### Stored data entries
____
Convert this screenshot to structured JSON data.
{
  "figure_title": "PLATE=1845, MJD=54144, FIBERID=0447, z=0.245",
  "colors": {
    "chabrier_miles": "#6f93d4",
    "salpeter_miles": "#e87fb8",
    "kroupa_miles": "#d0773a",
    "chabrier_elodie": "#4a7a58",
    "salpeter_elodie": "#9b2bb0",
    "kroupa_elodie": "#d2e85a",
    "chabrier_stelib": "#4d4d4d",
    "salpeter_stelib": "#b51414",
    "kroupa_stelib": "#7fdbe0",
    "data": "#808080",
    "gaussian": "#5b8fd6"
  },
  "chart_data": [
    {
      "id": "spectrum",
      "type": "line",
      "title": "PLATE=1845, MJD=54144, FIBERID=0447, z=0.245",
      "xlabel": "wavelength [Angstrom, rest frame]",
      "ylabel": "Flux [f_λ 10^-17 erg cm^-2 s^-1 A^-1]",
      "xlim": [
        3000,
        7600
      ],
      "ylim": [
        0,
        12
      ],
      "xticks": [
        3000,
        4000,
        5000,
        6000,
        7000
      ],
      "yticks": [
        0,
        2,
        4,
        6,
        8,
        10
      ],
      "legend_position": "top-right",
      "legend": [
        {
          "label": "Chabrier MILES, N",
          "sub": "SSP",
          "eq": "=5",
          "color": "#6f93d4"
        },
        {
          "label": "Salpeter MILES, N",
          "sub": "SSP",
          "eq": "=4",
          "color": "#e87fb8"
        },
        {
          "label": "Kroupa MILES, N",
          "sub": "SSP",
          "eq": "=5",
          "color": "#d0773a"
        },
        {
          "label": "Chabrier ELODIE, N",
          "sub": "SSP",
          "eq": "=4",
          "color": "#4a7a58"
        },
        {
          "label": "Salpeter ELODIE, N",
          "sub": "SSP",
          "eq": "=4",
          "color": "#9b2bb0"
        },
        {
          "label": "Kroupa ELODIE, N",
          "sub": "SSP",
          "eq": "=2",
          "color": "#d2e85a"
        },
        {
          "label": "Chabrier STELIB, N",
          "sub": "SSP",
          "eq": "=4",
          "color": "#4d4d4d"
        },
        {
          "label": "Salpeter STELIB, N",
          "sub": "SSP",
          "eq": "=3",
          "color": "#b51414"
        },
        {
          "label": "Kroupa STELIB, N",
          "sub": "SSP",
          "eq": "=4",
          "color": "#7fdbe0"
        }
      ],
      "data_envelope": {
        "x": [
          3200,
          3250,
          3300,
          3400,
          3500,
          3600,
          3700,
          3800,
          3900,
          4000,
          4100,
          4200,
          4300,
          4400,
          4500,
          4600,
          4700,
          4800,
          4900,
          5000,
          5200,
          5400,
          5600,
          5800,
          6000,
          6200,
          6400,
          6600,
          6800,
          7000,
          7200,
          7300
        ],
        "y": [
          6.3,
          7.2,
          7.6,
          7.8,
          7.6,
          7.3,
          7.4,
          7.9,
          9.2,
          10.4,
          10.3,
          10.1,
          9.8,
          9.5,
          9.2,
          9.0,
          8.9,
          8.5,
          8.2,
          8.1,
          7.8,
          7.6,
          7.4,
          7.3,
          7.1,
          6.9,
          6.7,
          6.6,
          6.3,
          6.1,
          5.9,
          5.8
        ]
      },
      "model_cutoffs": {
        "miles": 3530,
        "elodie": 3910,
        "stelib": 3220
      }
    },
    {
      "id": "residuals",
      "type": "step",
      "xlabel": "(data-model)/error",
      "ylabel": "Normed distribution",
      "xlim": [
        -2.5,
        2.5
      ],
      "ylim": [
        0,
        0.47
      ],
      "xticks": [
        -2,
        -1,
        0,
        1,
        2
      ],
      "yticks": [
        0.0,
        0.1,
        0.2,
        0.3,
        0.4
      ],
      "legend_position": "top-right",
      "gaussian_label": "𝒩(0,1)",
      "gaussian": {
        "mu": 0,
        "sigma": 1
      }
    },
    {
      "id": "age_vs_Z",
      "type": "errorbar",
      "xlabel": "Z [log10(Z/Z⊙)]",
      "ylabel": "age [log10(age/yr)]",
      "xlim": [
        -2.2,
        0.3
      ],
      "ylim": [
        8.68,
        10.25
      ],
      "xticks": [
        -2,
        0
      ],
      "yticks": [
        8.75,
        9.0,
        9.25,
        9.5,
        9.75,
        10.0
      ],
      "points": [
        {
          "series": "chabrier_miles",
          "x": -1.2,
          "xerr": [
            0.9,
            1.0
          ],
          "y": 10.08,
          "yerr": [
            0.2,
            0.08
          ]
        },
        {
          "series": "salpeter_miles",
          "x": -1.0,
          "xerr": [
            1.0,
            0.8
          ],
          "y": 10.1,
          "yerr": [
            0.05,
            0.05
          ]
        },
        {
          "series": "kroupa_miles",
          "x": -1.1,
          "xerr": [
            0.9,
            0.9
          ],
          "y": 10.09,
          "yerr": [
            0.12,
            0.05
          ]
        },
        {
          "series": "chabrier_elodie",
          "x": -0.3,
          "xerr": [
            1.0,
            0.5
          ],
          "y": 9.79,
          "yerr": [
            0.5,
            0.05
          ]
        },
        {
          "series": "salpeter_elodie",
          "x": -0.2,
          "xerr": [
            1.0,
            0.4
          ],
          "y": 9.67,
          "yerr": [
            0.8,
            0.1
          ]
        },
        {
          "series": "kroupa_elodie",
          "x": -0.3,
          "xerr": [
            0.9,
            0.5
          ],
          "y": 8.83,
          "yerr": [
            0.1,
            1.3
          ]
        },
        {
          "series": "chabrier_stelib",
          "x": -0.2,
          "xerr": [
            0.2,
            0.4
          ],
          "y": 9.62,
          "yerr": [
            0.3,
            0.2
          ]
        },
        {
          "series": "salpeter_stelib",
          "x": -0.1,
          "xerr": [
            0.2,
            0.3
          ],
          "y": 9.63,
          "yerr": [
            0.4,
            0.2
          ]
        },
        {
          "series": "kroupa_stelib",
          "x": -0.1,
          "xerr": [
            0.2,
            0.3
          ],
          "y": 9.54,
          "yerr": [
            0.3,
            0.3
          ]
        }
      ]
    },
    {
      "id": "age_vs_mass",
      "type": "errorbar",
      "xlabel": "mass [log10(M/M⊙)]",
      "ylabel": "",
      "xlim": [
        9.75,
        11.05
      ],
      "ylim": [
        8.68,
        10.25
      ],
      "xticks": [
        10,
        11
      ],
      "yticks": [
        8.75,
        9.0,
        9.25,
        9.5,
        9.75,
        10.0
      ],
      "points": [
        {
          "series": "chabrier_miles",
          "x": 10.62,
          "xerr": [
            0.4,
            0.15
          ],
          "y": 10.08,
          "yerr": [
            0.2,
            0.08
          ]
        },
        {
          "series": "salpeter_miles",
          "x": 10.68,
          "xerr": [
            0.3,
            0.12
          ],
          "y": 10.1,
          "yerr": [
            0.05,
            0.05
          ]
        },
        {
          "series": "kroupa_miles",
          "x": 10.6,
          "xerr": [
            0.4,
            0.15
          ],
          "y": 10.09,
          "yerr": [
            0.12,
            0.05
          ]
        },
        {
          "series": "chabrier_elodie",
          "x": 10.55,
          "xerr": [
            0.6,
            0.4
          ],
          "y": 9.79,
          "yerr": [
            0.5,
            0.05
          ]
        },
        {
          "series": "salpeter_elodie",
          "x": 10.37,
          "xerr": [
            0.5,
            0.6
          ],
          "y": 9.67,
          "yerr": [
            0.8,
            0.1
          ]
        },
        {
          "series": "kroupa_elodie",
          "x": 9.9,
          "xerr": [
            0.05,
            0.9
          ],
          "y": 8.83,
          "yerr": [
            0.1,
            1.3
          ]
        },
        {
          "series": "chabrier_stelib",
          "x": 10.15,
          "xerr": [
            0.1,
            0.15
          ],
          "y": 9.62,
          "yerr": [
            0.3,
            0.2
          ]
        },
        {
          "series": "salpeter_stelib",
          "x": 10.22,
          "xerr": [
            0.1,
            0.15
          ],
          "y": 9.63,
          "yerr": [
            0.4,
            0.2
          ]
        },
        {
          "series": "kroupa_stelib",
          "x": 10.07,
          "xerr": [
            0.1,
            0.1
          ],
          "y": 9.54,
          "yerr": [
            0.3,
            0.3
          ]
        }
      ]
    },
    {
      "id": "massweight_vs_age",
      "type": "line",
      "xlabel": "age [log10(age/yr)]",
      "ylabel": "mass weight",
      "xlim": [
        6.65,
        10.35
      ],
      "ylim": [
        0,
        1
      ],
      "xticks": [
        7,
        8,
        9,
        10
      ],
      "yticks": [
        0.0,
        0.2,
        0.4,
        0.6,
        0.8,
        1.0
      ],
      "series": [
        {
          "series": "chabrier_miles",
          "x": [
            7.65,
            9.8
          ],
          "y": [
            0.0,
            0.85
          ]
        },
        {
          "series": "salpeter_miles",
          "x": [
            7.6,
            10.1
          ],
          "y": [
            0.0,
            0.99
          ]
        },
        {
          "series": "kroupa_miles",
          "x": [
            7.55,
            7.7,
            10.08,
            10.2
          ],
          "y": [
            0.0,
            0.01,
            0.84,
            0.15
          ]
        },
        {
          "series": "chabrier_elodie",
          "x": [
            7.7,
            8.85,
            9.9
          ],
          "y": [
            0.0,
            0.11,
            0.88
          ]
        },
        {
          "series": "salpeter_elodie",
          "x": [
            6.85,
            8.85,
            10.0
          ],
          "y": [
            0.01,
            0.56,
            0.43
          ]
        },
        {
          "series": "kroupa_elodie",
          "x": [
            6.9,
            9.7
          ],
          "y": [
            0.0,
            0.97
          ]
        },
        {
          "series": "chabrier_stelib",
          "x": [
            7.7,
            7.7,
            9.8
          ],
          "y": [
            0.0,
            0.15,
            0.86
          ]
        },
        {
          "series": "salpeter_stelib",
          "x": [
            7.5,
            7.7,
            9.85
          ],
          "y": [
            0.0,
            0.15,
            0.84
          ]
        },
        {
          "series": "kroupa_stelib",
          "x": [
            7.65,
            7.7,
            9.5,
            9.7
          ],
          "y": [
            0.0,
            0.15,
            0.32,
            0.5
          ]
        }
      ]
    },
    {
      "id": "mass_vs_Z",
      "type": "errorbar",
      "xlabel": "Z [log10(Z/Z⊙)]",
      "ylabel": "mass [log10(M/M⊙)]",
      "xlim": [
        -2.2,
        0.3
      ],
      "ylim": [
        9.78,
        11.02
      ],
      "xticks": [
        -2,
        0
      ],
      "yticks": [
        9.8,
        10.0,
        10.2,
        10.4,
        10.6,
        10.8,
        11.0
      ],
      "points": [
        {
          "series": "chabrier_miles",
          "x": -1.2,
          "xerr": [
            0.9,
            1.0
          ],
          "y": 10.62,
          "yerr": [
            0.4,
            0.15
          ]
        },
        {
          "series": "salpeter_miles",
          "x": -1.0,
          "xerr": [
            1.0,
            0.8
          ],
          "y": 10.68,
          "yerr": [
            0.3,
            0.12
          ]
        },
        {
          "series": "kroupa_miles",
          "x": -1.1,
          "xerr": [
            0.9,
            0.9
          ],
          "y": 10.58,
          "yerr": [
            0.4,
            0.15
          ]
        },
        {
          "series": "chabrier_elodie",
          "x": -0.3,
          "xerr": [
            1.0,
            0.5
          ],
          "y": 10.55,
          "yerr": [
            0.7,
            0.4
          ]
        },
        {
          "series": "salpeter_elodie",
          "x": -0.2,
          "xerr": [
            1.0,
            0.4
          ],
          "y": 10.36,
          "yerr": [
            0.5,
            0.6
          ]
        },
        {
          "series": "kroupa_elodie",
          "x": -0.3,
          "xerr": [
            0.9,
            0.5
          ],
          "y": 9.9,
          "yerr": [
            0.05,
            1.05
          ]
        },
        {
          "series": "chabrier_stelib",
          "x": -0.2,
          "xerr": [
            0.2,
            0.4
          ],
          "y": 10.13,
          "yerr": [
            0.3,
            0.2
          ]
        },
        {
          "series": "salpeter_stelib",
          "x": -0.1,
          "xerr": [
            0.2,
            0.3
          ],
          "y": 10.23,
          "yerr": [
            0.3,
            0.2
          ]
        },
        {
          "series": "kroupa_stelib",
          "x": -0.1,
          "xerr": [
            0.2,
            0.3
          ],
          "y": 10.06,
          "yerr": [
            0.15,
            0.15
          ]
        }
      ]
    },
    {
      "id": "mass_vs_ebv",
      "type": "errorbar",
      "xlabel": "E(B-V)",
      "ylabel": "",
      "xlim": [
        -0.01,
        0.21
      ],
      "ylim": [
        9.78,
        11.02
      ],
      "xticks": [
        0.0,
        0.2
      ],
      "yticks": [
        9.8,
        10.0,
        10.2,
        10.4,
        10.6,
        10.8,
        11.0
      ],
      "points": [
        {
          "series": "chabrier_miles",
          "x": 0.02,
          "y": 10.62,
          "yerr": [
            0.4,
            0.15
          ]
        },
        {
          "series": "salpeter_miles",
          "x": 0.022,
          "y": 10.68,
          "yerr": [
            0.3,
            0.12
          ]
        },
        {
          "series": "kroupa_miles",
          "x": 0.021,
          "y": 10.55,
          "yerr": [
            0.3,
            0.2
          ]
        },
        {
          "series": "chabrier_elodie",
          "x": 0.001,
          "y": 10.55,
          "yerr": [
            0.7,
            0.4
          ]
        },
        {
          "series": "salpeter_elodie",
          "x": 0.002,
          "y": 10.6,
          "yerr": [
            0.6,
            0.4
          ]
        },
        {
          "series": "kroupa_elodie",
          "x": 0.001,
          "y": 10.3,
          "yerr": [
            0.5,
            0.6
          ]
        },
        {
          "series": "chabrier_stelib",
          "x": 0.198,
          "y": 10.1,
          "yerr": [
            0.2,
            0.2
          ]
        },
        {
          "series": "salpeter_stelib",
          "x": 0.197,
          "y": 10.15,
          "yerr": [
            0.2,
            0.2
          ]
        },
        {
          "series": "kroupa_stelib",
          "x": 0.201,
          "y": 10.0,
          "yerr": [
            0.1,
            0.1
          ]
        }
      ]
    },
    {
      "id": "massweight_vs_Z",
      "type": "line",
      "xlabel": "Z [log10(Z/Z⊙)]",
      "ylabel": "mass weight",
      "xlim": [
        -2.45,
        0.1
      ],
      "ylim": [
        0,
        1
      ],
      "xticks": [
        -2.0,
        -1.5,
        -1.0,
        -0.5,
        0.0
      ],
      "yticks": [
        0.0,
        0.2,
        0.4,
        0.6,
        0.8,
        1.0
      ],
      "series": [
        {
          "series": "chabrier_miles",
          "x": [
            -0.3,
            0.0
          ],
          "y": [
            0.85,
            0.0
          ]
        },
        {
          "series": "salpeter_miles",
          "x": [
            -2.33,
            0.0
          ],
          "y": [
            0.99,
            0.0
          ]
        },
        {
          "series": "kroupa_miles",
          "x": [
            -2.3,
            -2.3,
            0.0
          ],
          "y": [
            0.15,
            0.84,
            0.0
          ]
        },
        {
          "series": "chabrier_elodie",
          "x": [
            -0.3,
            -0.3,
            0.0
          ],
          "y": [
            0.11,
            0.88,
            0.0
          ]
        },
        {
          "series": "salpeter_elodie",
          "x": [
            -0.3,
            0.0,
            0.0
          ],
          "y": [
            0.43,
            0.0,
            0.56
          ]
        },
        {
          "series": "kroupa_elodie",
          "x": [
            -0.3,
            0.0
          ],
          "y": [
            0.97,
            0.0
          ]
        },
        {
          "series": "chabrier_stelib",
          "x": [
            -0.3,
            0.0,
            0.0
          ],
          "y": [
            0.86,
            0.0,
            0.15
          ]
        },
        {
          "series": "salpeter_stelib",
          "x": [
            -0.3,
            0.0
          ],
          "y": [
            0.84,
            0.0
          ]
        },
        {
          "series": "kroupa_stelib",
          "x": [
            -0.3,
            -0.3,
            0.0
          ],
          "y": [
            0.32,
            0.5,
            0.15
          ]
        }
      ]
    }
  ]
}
____
### YOUR GOAL
From the records above, report the count of lines containing "FIBERID" and nothing more.

### WRITTEN RESPONSE
2